Dataset rows

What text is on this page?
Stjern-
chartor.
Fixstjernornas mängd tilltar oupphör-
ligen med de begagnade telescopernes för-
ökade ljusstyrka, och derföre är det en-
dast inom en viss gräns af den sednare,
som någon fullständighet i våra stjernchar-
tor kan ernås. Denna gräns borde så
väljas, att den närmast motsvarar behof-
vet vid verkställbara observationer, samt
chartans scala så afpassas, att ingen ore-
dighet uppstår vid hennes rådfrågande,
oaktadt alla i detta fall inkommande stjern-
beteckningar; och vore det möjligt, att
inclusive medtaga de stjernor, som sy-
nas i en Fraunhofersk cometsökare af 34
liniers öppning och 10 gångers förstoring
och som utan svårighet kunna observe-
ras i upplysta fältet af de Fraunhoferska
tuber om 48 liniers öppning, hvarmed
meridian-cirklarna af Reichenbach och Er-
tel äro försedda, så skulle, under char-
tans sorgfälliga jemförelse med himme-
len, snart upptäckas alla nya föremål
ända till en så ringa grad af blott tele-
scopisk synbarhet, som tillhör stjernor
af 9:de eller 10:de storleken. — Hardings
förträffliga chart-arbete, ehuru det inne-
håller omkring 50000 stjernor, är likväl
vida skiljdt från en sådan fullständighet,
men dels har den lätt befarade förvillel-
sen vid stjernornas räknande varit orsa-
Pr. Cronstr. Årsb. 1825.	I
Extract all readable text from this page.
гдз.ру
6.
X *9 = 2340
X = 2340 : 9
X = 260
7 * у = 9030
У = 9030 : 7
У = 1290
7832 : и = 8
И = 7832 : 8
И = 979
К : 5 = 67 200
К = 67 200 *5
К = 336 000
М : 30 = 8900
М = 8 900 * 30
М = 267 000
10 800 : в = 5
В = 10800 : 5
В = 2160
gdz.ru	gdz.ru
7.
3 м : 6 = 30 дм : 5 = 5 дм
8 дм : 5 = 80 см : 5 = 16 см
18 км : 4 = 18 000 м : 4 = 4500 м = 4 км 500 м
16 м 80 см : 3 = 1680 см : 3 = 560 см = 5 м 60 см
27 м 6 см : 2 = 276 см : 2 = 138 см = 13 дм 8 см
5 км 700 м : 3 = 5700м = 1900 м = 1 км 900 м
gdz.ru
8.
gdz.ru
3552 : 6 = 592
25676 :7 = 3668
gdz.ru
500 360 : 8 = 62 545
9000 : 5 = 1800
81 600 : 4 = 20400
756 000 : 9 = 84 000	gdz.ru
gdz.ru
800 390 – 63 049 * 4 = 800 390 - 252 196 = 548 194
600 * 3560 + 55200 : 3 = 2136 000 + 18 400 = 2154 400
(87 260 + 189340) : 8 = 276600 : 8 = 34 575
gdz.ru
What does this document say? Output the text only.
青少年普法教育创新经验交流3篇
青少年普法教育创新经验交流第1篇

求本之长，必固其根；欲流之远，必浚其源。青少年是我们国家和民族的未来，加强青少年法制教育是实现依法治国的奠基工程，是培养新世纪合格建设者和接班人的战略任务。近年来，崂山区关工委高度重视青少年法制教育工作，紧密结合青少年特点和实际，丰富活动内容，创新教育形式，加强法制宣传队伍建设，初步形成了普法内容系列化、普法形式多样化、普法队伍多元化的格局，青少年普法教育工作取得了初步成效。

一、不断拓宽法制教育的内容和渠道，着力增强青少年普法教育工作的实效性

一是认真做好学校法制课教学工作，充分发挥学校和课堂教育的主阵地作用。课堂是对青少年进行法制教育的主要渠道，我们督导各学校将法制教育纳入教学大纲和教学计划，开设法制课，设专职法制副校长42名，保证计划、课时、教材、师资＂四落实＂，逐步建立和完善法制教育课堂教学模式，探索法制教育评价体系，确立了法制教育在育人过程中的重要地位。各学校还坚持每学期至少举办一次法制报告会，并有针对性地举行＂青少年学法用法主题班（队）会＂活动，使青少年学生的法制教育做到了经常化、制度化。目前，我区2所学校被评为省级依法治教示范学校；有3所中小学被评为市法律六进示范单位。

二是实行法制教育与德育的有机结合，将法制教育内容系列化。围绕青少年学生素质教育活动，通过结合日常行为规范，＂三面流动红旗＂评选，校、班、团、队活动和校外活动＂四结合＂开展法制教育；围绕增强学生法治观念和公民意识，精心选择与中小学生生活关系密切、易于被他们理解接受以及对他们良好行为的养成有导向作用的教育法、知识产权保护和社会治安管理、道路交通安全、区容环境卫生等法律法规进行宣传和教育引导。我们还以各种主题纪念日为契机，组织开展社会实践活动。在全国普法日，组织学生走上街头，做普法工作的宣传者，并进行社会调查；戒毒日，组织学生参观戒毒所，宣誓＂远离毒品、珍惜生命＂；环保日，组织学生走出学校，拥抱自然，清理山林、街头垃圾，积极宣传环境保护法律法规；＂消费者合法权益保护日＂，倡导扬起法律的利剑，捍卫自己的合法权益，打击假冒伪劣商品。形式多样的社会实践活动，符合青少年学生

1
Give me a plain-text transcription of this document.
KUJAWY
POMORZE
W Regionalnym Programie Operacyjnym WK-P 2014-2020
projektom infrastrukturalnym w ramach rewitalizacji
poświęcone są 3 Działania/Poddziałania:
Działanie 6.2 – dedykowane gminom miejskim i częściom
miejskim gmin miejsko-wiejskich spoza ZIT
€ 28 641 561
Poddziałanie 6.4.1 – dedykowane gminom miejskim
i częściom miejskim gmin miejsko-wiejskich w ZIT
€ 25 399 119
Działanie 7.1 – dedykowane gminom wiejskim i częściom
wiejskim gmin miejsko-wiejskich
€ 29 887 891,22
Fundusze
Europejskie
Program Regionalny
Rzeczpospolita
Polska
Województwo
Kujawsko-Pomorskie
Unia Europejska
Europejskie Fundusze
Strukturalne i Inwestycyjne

WORK TO BE COMPLETED:
Pick out the lines above that hold the string "Europejskie" and show them.

FINISHED EXERCISE:
Europejskie
Europejskie Fundusze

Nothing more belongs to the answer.